**DIRECTIONS**
Pull out every line in the data that has the string "деятельность" in it.

(Data excerpts)

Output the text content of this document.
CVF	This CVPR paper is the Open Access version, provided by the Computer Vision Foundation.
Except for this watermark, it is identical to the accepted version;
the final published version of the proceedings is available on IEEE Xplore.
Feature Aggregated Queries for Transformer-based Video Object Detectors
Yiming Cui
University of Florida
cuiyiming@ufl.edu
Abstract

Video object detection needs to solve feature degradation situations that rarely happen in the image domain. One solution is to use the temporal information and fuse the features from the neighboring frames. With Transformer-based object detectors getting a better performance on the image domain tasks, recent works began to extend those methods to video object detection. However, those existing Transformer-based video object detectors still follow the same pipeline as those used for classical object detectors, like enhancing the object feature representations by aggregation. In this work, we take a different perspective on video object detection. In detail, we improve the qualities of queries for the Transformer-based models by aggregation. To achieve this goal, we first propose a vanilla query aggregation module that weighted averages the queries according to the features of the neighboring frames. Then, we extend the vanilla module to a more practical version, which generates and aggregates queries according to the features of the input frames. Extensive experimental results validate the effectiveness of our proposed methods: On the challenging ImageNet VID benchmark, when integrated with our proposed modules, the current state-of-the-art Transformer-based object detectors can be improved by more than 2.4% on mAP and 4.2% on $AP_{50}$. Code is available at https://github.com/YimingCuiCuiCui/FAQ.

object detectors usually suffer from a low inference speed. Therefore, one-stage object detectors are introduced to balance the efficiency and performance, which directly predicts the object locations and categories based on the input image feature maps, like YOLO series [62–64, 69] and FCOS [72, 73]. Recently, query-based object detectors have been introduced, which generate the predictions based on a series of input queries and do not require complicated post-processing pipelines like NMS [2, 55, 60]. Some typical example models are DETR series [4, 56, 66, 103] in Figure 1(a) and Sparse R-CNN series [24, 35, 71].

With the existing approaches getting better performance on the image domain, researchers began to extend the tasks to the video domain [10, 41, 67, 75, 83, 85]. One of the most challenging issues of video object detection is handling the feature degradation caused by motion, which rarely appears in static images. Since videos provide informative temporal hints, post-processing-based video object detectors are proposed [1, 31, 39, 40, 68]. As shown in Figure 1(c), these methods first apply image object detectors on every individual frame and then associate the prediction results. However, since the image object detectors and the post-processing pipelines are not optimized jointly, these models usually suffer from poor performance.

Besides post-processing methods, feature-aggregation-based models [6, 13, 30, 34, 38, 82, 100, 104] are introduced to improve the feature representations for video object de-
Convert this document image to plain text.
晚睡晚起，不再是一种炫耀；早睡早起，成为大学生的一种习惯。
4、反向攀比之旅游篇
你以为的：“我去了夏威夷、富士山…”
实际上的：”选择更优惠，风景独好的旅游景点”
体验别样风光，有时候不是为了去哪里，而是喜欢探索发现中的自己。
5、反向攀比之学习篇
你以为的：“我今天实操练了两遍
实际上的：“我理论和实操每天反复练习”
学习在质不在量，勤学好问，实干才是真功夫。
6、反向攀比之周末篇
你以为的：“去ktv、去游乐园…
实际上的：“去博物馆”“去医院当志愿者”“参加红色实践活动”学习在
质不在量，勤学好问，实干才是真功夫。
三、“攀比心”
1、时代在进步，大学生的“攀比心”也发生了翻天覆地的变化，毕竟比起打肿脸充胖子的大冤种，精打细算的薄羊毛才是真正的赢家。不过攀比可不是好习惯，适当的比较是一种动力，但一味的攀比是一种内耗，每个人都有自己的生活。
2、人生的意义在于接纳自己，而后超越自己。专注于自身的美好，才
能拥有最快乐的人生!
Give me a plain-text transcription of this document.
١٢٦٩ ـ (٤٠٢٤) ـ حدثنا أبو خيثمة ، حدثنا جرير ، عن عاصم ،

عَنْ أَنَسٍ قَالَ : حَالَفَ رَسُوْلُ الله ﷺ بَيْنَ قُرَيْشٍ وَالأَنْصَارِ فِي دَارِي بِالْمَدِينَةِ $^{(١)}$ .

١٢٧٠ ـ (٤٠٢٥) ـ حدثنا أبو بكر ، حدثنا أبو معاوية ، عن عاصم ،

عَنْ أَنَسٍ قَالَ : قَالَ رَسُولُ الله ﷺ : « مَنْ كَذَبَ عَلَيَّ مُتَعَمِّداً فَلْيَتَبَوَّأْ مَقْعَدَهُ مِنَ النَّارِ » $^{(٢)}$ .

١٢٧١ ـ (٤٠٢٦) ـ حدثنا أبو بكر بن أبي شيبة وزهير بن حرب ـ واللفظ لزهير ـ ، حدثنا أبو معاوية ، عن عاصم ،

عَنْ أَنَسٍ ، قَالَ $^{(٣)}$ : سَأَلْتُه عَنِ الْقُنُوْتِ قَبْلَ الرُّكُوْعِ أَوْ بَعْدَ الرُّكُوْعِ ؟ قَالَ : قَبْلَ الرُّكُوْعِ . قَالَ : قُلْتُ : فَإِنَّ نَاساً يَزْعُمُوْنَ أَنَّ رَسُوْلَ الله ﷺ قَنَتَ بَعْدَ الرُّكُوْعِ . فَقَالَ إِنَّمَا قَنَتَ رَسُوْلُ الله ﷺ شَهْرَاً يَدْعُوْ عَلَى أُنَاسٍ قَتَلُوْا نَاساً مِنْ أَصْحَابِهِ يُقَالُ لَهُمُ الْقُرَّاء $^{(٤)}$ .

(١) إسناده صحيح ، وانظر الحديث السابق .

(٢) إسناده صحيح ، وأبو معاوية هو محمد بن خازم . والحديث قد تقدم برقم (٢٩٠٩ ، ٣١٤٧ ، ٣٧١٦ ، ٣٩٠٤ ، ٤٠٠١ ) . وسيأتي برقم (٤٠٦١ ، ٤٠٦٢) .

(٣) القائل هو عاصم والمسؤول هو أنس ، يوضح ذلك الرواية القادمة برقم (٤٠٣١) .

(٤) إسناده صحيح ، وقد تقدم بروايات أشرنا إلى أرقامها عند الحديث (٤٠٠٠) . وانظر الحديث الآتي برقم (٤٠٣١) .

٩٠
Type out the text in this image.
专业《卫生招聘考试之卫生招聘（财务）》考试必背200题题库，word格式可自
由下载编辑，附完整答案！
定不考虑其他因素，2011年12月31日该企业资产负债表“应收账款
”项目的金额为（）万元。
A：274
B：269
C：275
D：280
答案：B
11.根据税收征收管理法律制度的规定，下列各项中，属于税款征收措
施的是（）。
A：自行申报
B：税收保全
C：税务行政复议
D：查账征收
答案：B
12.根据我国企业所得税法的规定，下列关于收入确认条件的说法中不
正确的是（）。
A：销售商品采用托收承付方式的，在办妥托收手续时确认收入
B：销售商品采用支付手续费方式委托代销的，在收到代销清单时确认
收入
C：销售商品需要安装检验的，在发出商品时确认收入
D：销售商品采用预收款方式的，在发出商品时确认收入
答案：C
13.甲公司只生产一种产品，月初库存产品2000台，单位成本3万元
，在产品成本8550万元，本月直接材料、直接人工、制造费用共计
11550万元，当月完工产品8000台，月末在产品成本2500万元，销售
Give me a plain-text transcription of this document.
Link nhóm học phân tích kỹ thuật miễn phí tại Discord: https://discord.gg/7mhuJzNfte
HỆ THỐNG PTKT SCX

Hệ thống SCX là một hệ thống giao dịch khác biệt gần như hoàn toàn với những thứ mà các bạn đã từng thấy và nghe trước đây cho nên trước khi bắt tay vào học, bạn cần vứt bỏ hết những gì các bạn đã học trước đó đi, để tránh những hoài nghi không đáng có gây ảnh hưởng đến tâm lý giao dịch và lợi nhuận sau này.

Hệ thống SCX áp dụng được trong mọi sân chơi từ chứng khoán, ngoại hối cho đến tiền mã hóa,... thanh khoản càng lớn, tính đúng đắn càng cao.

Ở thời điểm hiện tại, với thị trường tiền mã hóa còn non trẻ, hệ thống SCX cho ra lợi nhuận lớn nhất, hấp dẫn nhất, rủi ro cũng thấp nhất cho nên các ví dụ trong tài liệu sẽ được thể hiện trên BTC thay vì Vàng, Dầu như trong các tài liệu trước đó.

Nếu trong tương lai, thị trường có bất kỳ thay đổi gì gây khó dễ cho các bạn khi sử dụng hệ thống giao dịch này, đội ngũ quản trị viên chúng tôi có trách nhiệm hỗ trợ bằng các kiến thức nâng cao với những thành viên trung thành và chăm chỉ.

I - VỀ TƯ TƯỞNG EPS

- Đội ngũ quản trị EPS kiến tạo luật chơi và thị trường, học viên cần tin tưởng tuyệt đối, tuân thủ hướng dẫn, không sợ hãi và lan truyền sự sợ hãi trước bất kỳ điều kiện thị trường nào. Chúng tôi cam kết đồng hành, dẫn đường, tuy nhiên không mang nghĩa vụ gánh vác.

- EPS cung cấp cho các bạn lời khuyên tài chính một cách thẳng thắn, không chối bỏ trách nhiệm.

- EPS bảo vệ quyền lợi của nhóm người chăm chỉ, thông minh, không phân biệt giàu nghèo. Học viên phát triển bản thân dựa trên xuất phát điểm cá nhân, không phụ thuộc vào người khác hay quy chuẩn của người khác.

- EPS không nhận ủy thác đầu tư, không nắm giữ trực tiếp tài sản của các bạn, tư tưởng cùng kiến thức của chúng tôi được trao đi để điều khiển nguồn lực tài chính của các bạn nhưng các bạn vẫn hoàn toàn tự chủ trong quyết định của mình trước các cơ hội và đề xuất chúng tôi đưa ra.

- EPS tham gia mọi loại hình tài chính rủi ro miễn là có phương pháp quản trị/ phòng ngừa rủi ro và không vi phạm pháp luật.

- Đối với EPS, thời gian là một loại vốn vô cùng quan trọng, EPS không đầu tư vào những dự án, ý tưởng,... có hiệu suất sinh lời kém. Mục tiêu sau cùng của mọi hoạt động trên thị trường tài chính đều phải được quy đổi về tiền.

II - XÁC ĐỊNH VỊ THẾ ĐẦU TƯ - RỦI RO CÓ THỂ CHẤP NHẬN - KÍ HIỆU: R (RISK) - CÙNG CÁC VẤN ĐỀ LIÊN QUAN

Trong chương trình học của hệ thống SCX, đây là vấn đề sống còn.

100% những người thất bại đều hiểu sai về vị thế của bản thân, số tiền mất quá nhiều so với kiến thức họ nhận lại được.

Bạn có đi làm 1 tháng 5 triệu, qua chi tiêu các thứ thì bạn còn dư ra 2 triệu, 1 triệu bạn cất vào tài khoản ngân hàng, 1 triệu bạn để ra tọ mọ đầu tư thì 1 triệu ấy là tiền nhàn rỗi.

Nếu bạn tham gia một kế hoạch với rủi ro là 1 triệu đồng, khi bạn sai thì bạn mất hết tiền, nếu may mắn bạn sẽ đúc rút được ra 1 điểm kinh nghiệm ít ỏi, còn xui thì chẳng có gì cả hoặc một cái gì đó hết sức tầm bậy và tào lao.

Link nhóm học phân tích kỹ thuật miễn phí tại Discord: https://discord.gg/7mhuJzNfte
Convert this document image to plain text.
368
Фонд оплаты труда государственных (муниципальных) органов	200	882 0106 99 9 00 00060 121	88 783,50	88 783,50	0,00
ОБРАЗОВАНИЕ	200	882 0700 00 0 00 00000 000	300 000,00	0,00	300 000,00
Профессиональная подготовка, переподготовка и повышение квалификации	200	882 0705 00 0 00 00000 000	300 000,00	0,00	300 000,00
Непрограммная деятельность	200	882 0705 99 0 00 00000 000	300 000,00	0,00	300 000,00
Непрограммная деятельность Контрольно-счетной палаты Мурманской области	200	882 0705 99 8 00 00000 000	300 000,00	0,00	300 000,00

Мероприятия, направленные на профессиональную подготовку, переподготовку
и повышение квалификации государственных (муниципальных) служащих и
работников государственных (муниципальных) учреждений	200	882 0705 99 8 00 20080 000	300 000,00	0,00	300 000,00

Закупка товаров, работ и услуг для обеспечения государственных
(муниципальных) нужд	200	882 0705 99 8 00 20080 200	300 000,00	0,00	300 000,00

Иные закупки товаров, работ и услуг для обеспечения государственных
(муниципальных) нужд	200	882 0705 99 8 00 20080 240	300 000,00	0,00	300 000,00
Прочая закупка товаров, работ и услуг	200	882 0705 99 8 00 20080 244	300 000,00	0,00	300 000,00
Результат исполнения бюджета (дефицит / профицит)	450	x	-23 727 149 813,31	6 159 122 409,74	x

**SOLUTION TO THE EXERCISE**
Непрограммная деятельность	200	882 0705 99 0 00 00000 000	300 000,00	0,00	300 000,00
Непрограммная деятельность Контрольно-счетной палаты Мурманской области	200	882 0705 99 8 00 00000 000	300 000,00	0,00	300 000,00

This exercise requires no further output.